Stored data:

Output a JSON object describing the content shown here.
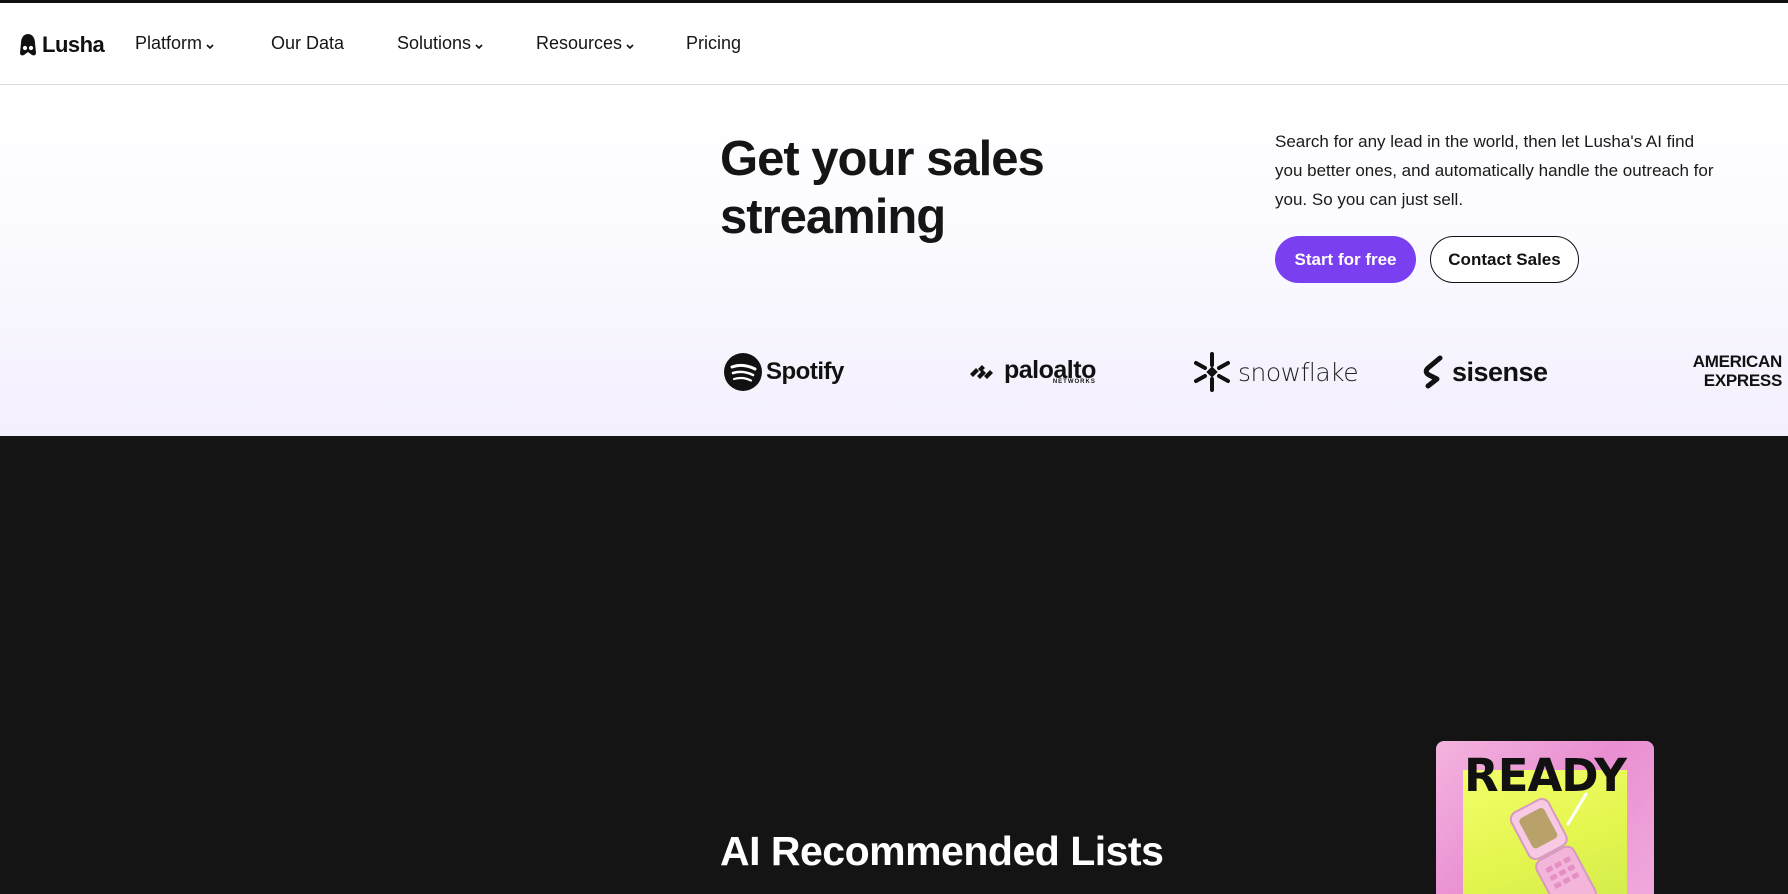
{
  "brand": {
    "name": "Lusha",
    "accent": "#7b3ff2"
  },
  "nav": {
    "items": [
      {
        "label": "Platform",
        "has_dropdown": true
      },
      {
        "label": "Our Data",
        "has_dropdown": false
      },
      {
        "label": "Solutions",
        "has_dropdown": true
      },
      {
        "label": "Resources",
        "has_dropdown": true
      },
      {
        "label": "Pricing",
        "has_dropdown": false
      }
    ]
  },
  "hero": {
    "title": "Get your sales streaming",
    "description": "Search for any lead in the world, then let Lusha's AI find you better ones, and automatically handle the outreach for you. So you can just sell.",
    "primary_cta": "Start for free",
    "secondary_cta": "Contact Sales"
  },
  "customer_logos": {
    "spotify": "Spotify",
    "paloalto": "paloalto",
    "paloalto_sub": "NETWORKS",
    "snowflake": "snowflake",
    "sisense": "sisense",
    "amex_line1": "AMERICAN",
    "amex_line2": "EXPRESS"
  },
  "section": {
    "title": "AI Recommended Lists",
    "card_word": "READY"
  },
  "colors": {
    "dark_section": "#141414",
    "card_pink": "#e98fd1",
    "card_yellow": "#e3f54e"
  }
}
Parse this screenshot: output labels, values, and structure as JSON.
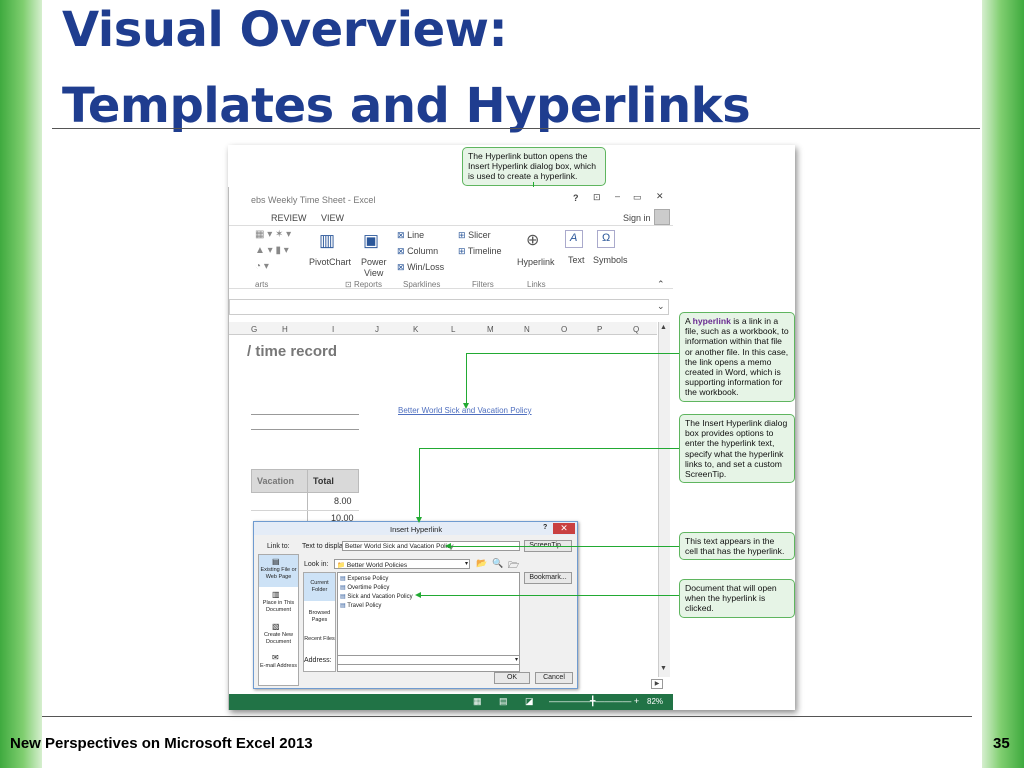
{
  "slide": {
    "title_line1": "Visual Overview:",
    "title_line2": "Templates and Hyperlinks",
    "footer_left": "New Perspectives on Microsoft Excel 2013",
    "page_number": "35"
  },
  "excel": {
    "window_title": "ebs Weekly Time Sheet - Excel",
    "help": "?",
    "signin": "Sign in",
    "tabs": [
      "REVIEW",
      "VIEW"
    ],
    "ribbon": {
      "pivotchart": "PivotChart",
      "power_view_1": "Power",
      "power_view_2": "View",
      "line": "Line",
      "column": "Column",
      "winloss": "Win/Loss",
      "slicer": "Slicer",
      "timeline": "Timeline",
      "hyperlink": "Hyperlink",
      "text": "Text",
      "symbols": "Symbols",
      "group_charts": "arts",
      "group_reports": "Reports",
      "group_sparklines": "Sparklines",
      "group_filters": "Filters",
      "group_links": "Links"
    },
    "columns": [
      "G",
      "H",
      "I",
      "J",
      "K",
      "L",
      "M",
      "N",
      "O",
      "P",
      "Q"
    ],
    "heading": "/ time record",
    "hyperlink_text": "Better World Sick and Vacation Policy",
    "table": {
      "col_vacation": "Vacation",
      "col_total": "Total",
      "values": [
        "8.00",
        "10.00"
      ]
    },
    "zoom": "82%"
  },
  "dialog": {
    "title": "Insert Hyperlink",
    "help": "?",
    "close": "✕",
    "link_to": "Link to:",
    "text_to_display_label": "Text to display:",
    "text_to_display_value": "Better World Sick and Vacation Policy",
    "screentip": "ScreenTip...",
    "look_in_label": "Look in:",
    "look_in_value": "Better World Policies",
    "bookmark": "Bookmark...",
    "address_label": "Address:",
    "ok": "OK",
    "cancel": "Cancel",
    "link_options": [
      "Existing File or Web Page",
      "Place in This Document",
      "Create New Document",
      "E-mail Address"
    ],
    "browse_options": [
      "Current Folder",
      "Browsed Pages",
      "Recent Files"
    ],
    "files": [
      "Expense Policy",
      "Overtime Policy",
      "Sick and Vacation Policy",
      "Travel Policy"
    ]
  },
  "callouts": {
    "hyperlink_button": "The Hyperlink button opens the Insert Hyperlink dialog box, which is used to create a hyperlink.",
    "hyperlink_def_prefix": "A ",
    "hyperlink_def_term": "hyperlink",
    "hyperlink_def_rest": " is a link in a file, such as a workbook, to information within that file or another file. In this case, the link opens a memo created in Word, which is supporting information for the workbook.",
    "dialog_desc": "The Insert Hyperlink dialog box provides options to enter the hyperlink text, specify what the hyperlink links to, and set a custom ScreenTip.",
    "text_appears": "This text appears in the cell that has the hyperlink.",
    "document_open": "Document that will open when the hyperlink is clicked."
  },
  "colors": {
    "title": "#1f3d8f",
    "callout_fill": "#e6f4e6",
    "callout_border": "#5fb55f",
    "excel_green": "#217346",
    "hyperlink_term": "#6a2c91"
  }
}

Challenge:
Set down every entry word for word, but omit the pictures.

Result of this task:
Output a JSON object describing the content shown here.
{
  "brand": {
    "name": "Lusha",
    "accent": "#7b3ff2"
  },
  "nav": {
    "items": [
      {
        "label": "Platform",
        "has_dropdown": true
      },
      {
        "label": "Our Data",
        "has_dropdown": false
      },
      {
        "label": "Solutions",
        "has_dropdown": true
      },
      {
        "label": "Resources",
        "has_dropdown": true
      },
      {
        "label": "Pricing",
        "has_dropdown": false
      }
    ]
  },
  "hero": {
    "title": "Get your sales streaming",
    "description": "Search for any lead in the world, then let Lusha's AI find you better ones, and automatically handle the outreach for you. So you can just sell.",
    "primary_cta": "Start for free",
    "secondary_cta": "Contact Sales"
  },
  "customer_logos": {
    "spotify": "Spotify",
    "paloalto": "paloalto",
    "paloalto_sub": "NETWORKS",
    "snowflake": "snowflake",
    "sisense": "sisense",
    "amex_line1": "AMERICAN",
    "amex_line2": "EXPRESS"
  },
  "section": {
    "title": "AI Recommended Lists",
    "card_word": "READY"
  },
  "colors": {
    "dark_section": "#141414",
    "card_pink": "#e98fd1",
    "card_yellow": "#e3f54e"
  }
}
Parse this screenshot: output labels, values, and structure as JSON.
{
  "slide": {
    "title_line1": "Visual Overview:",
    "title_line2": "Templates and Hyperlinks",
    "footer_left": "New Perspectives on Microsoft Excel 2013",
    "page_number": "35"
  },
  "excel": {
    "window_title": "ebs Weekly Time Sheet - Excel",
    "help": "?",
    "signin": "Sign in",
    "tabs": [
      "REVIEW",
      "VIEW"
    ],
    "ribbon": {
      "pivotchart": "PivotChart",
      "power_view_1": "Power",
      "power_view_2": "View",
      "line": "Line",
      "column": "Column",
      "winloss": "Win/Loss",
      "slicer": "Slicer",
      "timeline": "Timeline",
      "hyperlink": "Hyperlink",
      "text": "Text",
      "symbols": "Symbols",
      "group_charts": "arts",
      "group_reports": "Reports",
      "group_sparklines": "Sparklines",
      "group_filters": "Filters",
      "group_links": "Links"
    },
    "columns": [
      "G",
      "H",
      "I",
      "J",
      "K",
      "L",
      "M",
      "N",
      "O",
      "P",
      "Q"
    ],
    "heading": "/ time record",
    "hyperlink_text": "Better World Sick and Vacation Policy",
    "table": {
      "col_vacation": "Vacation",
      "col_total": "Total",
      "values": [
        "8.00",
        "10.00"
      ]
    },
    "zoom": "82%"
  },
  "dialog": {
    "title": "Insert Hyperlink",
    "help": "?",
    "close": "✕",
    "link_to": "Link to:",
    "text_to_display_label": "Text to display:",
    "text_to_display_value": "Better World Sick and Vacation Policy",
    "screentip": "ScreenTip...",
    "look_in_label": "Look in:",
    "look_in_value": "Better World Policies",
    "bookmark": "Bookmark...",
    "address_label": "Address:",
    "ok": "OK",
    "cancel": "Cancel",
    "link_options": [
      "Existing File or Web Page",
      "Place in This Document",
      "Create New Document",
      "E-mail Address"
    ],
    "browse_options": [
      "Current Folder",
      "Browsed Pages",
      "Recent Files"
    ],
    "files": [
      "Expense Policy",
      "Overtime Policy",
      "Sick and Vacation Policy",
      "Travel Policy"
    ]
  },
  "callouts": {
    "hyperlink_button": "The Hyperlink button opens the Insert Hyperlink dialog box, which is used to create a hyperlink.",
    "hyperlink_def_prefix": "A ",
    "hyperlink_def_term": "hyperlink",
    "hyperlink_def_rest": " is a link in a file, such as a workbook, to information within that file or another file. In this case, the link opens a memo created in Word, which is supporting information for the workbook.",
    "dialog_desc": "The Insert Hyperlink dialog box provides options to enter the hyperlink text, specify what the hyperlink links to, and set a custom ScreenTip.",
    "text_appears": "This text appears in the cell that has the hyperlink.",
    "document_open": "Document that will open when the hyperlink is clicked."
  },
  "colors": {
    "title": "#1f3d8f",
    "callout_fill": "#e6f4e6",
    "callout_border": "#5fb55f",
    "excel_green": "#217346",
    "hyperlink_term": "#6a2c91"
  }
}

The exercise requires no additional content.